» TASK REQUIREMENTS:
Type out all the records word for word. Any pictures are to be left out.

## begin DATA FOR THE TASK

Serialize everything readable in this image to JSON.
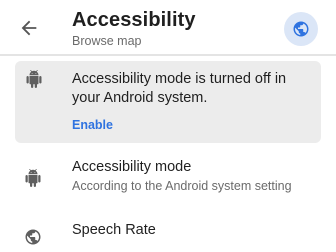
{
  "header": {
    "title": "Accessibility",
    "subtitle": "Browse map",
    "back_icon": "arrow-back-icon",
    "globe_icon": "globe-icon"
  },
  "notice": {
    "icon": "android-icon",
    "message": "Accessibility mode is turned off in your Android system.",
    "action_label": "Enable"
  },
  "settings": [
    {
      "icon": "android-icon",
      "title": "Accessibility mode",
      "subtitle": "According to the Android system setting"
    },
    {
      "icon": "globe-icon",
      "title": "Speech Rate"
    }
  ],
  "colors": {
    "accent": "#2f73e0",
    "globe_badge_bg": "#dbe6f7",
    "card_bg": "#ececec",
    "icon_gray": "#5f5f5f"
  }
}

## end DATA FOR THE TASK

» ANSWER BELOW:
Serialize everything readable in this image to JSON.
{
  "header": {
    "title": "Accessibility",
    "subtitle": "Browse map",
    "back_icon": "arrow-back-icon",
    "globe_icon": "globe-icon"
  },
  "notice": {
    "icon": "android-icon",
    "message": "Accessibility mode is turned off in your Android system.",
    "action_label": "Enable"
  },
  "settings": [
    {
      "icon": "android-icon",
      "title": "Accessibility mode",
      "subtitle": "According to the Android system setting"
    },
    {
      "icon": "globe-icon",
      "title": "Speech Rate"
    }
  ],
  "colors": {
    "accent": "#2f73e0",
    "globe_badge_bg": "#dbe6f7",
    "card_bg": "#ececec",
    "icon_gray": "#5f5f5f"
  }
}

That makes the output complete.